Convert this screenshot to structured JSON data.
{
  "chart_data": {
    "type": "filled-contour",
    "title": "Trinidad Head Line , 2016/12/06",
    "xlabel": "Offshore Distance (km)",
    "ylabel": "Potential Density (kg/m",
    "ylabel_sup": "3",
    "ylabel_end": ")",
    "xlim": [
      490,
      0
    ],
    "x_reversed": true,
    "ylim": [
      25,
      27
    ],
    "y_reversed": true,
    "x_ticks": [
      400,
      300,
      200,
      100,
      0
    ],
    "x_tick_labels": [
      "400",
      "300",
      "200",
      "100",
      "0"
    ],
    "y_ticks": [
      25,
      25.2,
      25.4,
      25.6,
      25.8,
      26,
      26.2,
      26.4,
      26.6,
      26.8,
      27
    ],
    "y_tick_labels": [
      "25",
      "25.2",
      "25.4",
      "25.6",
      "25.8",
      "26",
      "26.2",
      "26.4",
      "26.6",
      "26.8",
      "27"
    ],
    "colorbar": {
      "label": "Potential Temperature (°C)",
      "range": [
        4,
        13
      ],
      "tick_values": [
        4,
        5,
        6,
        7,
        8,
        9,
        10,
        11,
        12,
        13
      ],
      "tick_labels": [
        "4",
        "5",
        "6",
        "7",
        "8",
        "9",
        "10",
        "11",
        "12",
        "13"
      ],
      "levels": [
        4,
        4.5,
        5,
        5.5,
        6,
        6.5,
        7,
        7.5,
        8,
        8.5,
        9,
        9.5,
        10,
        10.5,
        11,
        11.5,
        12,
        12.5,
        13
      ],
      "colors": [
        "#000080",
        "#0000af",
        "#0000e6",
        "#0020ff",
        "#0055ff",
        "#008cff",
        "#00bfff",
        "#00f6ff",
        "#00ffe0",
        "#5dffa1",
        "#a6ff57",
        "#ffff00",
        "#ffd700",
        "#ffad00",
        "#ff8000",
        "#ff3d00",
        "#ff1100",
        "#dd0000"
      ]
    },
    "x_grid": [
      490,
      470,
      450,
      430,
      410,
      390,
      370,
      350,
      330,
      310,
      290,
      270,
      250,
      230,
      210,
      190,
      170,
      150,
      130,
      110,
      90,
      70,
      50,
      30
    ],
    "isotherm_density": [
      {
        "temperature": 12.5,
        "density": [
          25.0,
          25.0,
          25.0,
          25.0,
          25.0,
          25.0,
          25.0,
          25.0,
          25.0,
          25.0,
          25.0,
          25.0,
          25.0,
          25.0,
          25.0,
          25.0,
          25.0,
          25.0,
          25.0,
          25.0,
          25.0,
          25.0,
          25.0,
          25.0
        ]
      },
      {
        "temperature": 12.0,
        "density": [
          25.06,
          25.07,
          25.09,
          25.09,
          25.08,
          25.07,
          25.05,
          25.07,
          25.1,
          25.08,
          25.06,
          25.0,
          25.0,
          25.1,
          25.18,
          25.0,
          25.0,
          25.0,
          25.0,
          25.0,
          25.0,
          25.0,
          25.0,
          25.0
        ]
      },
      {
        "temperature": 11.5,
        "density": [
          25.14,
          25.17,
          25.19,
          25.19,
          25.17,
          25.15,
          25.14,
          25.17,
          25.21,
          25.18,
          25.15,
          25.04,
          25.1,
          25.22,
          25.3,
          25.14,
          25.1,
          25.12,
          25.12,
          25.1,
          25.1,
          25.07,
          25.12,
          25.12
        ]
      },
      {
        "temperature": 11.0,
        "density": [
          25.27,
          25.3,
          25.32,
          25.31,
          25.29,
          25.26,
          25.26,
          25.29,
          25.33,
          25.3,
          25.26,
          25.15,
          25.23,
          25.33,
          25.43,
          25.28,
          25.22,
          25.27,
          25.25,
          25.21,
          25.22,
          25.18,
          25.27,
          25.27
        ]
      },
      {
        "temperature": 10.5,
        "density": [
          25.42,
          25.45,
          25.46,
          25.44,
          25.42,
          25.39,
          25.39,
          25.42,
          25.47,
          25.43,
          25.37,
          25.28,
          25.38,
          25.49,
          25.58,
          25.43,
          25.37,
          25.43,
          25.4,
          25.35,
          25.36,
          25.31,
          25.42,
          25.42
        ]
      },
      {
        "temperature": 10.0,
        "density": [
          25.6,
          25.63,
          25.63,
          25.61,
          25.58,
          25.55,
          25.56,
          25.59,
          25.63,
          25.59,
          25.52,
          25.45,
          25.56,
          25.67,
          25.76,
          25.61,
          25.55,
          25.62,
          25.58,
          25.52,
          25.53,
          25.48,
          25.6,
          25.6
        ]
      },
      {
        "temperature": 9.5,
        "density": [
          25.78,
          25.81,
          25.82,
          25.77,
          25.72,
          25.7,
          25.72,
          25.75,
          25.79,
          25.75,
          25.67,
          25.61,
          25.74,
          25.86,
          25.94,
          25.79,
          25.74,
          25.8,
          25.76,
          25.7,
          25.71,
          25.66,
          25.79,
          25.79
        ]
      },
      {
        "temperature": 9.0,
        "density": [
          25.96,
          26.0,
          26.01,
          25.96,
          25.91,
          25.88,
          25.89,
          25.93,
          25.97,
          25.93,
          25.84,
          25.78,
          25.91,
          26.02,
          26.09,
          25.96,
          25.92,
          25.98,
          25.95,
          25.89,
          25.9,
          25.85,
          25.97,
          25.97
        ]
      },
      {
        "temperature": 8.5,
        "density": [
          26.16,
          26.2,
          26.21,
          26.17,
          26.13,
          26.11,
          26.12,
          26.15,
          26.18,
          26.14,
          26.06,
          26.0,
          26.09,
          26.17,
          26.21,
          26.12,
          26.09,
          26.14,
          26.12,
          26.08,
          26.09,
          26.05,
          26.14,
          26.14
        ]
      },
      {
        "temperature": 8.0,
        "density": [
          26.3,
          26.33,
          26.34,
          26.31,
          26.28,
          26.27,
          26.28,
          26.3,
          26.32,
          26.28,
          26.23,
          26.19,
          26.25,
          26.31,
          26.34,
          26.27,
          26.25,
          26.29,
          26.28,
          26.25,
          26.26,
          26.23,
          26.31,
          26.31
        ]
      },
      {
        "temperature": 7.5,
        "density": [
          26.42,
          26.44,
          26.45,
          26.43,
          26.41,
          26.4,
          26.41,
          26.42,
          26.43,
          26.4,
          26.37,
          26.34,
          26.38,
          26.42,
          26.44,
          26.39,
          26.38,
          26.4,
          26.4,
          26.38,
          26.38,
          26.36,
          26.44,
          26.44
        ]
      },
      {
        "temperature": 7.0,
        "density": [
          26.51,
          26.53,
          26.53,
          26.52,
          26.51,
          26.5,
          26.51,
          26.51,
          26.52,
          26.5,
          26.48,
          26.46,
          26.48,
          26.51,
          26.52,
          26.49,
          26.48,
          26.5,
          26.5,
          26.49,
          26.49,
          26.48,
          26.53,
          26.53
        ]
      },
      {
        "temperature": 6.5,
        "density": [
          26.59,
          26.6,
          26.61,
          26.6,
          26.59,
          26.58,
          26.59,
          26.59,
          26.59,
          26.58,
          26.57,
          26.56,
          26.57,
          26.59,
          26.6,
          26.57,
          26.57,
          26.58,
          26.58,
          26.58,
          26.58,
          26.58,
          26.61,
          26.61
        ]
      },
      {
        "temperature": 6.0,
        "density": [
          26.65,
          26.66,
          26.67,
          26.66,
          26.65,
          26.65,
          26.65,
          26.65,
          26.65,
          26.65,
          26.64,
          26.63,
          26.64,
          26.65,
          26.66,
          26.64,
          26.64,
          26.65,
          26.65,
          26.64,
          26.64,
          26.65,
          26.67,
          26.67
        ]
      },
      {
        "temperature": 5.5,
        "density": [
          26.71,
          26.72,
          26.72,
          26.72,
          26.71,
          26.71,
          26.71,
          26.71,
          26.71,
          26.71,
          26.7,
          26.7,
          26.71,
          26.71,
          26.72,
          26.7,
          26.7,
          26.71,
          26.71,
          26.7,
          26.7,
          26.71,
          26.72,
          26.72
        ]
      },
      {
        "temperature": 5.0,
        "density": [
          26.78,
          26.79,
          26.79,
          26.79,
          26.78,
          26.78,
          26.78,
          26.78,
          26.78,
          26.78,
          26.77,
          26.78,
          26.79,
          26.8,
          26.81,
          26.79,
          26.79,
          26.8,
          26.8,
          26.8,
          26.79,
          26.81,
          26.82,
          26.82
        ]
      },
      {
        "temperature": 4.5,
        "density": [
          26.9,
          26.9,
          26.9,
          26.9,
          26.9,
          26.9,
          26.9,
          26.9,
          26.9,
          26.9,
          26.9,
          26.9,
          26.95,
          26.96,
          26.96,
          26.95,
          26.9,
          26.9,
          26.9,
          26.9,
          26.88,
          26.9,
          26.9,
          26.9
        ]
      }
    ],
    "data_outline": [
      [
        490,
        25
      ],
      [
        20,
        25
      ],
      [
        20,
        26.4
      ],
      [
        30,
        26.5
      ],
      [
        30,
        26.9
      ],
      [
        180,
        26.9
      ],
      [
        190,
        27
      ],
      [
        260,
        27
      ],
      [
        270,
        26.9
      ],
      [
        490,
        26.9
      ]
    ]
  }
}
**********
### [WRITTEN PROBLEM]
Find the word "Potential" in the entries above and gather every line that holds it.

### [THE RESULT]
    "ylabel": "Potential Density (kg/m",
      "label": "Potential Temperature (°C)",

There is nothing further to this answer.